_WORK TO COMPLETE_: Return the listing word for word, as given.
** Begin RECORDS PROVIDED **
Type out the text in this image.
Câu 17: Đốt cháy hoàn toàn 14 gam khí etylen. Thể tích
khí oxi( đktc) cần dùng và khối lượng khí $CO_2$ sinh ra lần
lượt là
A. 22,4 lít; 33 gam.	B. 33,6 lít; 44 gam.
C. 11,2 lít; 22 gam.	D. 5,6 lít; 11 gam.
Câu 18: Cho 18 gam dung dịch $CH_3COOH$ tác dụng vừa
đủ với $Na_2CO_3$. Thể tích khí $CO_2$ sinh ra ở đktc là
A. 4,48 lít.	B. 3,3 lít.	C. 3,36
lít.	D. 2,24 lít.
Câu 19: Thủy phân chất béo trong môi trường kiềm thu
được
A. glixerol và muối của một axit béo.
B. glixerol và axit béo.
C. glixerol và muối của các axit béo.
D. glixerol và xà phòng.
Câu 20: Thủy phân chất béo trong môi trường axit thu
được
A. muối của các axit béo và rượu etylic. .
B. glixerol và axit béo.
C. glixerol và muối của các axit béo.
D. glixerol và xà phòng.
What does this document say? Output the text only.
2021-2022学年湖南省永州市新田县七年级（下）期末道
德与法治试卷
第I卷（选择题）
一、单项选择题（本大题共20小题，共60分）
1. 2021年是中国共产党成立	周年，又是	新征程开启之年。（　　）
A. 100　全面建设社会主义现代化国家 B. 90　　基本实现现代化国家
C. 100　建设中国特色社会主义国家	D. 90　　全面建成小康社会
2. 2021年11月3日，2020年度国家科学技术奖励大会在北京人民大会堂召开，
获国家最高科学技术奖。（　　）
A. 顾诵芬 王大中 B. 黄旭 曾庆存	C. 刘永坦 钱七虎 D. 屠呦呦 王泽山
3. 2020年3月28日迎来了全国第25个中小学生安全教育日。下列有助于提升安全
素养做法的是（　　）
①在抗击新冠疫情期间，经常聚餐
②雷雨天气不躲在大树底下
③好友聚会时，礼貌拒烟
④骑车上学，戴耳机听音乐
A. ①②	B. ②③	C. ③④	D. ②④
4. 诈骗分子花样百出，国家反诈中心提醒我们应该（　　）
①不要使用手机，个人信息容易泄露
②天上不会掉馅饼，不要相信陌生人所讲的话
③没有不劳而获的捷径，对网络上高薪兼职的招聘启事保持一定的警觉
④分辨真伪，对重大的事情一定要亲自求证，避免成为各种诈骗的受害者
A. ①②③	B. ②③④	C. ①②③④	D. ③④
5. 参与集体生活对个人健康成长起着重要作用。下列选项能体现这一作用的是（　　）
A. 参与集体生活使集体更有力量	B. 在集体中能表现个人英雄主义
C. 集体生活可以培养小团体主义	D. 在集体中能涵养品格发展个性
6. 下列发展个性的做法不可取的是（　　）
** End RECORDS PROVIDED **
_OUTPUT FOR THIS TASK_:
Type out the text in this image.
Câu 17: Đốt cháy hoàn toàn 14 gam khí etylen. Thể tích
khí oxi( đktc) cần dùng và khối lượng khí $CO_2$ sinh ra lần
lượt là
A. 22,4 lít; 33 gam.	B. 33,6 lít; 44 gam.
C. 11,2 lít; 22 gam.	D. 5,6 lít; 11 gam.
Câu 18: Cho 18 gam dung dịch $CH_3COOH$ tác dụng vừa
đủ với $Na_2CO_3$. Thể tích khí $CO_2$ sinh ra ở đktc là
A. 4,48 lít.	B. 3,3 lít.	C. 3,36
lít.	D. 2,24 lít.
Câu 19: Thủy phân chất béo trong môi trường kiềm thu
được
A. glixerol và muối của một axit béo.
B. glixerol và axit béo.
C. glixerol và muối của các axit béo.
D. glixerol và xà phòng.
Câu 20: Thủy phân chất béo trong môi trường axit thu
được
A. muối của các axit béo và rượu etylic. .
B. glixerol và axit béo.
C. glixerol và muối của các axit béo.
D. glixerol và xà phòng.
What does this document say? Output the text only.
2021-2022学年湖南省永州市新田县七年级（下）期末道
德与法治试卷
第I卷（选择题）
一、单项选择题（本大题共20小题，共60分）
1. 2021年是中国共产党成立	周年，又是	新征程开启之年。（　　）
A. 100　全面建设社会主义现代化国家 B. 90　　基本实现现代化国家
C. 100　建设中国特色社会主义国家	D. 90　　全面建成小康社会
2. 2021年11月3日，2020年度国家科学技术奖励大会在北京人民大会堂召开，
获国家最高科学技术奖。（　　）
A. 顾诵芬 王大中 B. 黄旭 曾庆存	C. 刘永坦 钱七虎 D. 屠呦呦 王泽山
3. 2020年3月28日迎来了全国第25个中小学生安全教育日。下列有助于提升安全
素养做法的是（　　）
①在抗击新冠疫情期间，经常聚餐
②雷雨天气不躲在大树底下
③好友聚会时，礼貌拒烟
④骑车上学，戴耳机听音乐
A. ①②	B. ②③	C. ③④	D. ②④
4. 诈骗分子花样百出，国家反诈中心提醒我们应该（　　）
①不要使用手机，个人信息容易泄露
②天上不会掉馅饼，不要相信陌生人所讲的话
③没有不劳而获的捷径，对网络上高薪兼职的招聘启事保持一定的警觉
④分辨真伪，对重大的事情一定要亲自求证，避免成为各种诈骗的受害者
A. ①②③	B. ②③④	C. ①②③④	D. ③④
5. 参与集体生活对个人健康成长起着重要作用。下列选项能体现这一作用的是（　　）
A. 参与集体生活使集体更有力量	B. 在集体中能表现个人英雄主义
C. 集体生活可以培养小团体主义	D. 在集体中能涵养品格发展个性
6. 下列发展个性的做法不可取的是（　　）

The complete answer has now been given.